EXERCISE: Within the records that follow, find every line containing the string "likes". Copy those lines.

--- begin TASK INPUT ---

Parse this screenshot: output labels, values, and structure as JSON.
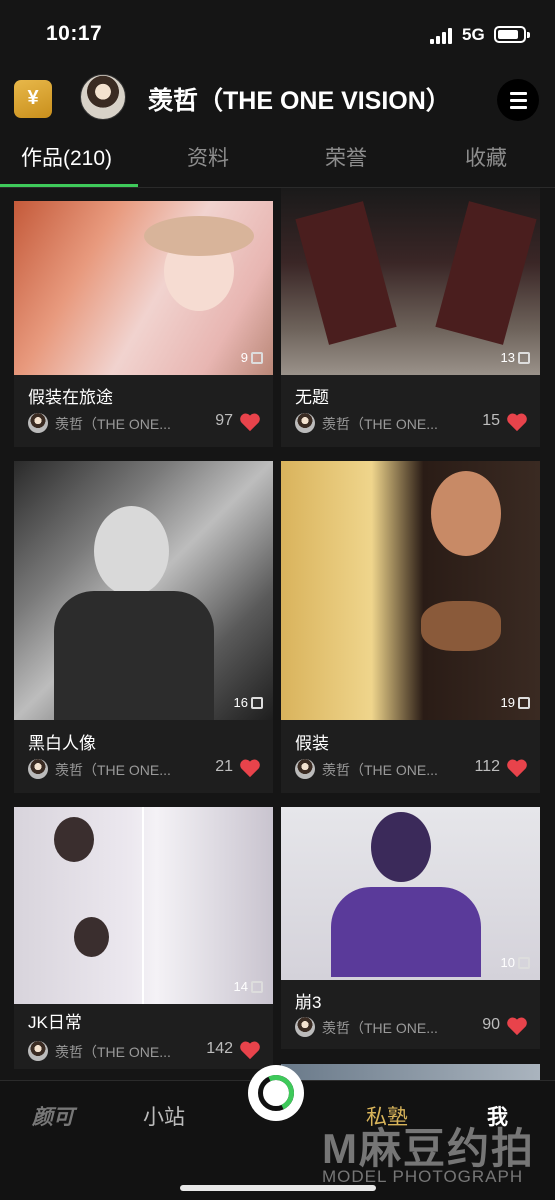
{
  "status_bar": {
    "time": "10:17",
    "network": "5G"
  },
  "header": {
    "wallet_icon": "yuan-wallet-icon",
    "wallet_glyph": "¥",
    "user_name": "羡哲（THE ONE VISION）",
    "menu_icon": "hamburger-menu-icon"
  },
  "tabs": [
    {
      "label": "作品(210)",
      "active": true
    },
    {
      "label": "资料",
      "active": false
    },
    {
      "label": "荣誉",
      "active": false
    },
    {
      "label": "收藏",
      "active": false
    }
  ],
  "posts": [
    {
      "title": "假装在旅途",
      "count": "9",
      "author": "羡哲（THE ONE...",
      "likes": "97"
    },
    {
      "title": "无题",
      "count": "13",
      "author": "羡哲（THE ONE...",
      "likes": "15"
    },
    {
      "title": "黑白人像",
      "count": "16",
      "author": "羡哲（THE ONE...",
      "likes": "21"
    },
    {
      "title": "假装",
      "count": "19",
      "author": "羡哲（THE ONE...",
      "likes": "112"
    },
    {
      "title": "JK日常",
      "count": "14",
      "author": "羡哲（THE ONE...",
      "likes": "142"
    },
    {
      "title": "崩3",
      "count": "10",
      "author": "羡哲（THE ONE...",
      "likes": "90"
    }
  ],
  "bottom_nav": {
    "items": [
      "颜可",
      "小站",
      "私塾",
      "我"
    ],
    "camera_icon": "camera-record-icon"
  },
  "watermark": {
    "logo": "M麻豆约拍",
    "subtitle": "MODEL PHOTOGRAPH"
  },
  "colors": {
    "accent": "#3ec95a",
    "heart": "#e8434b",
    "background": "#151515"
  }
}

--- end TASK INPUT ---

FULL SOLUTION:
      "likes": "97"
      "likes": "15"
      "likes": "21"
      "likes": "112"
      "likes": "142"
      "likes": "90"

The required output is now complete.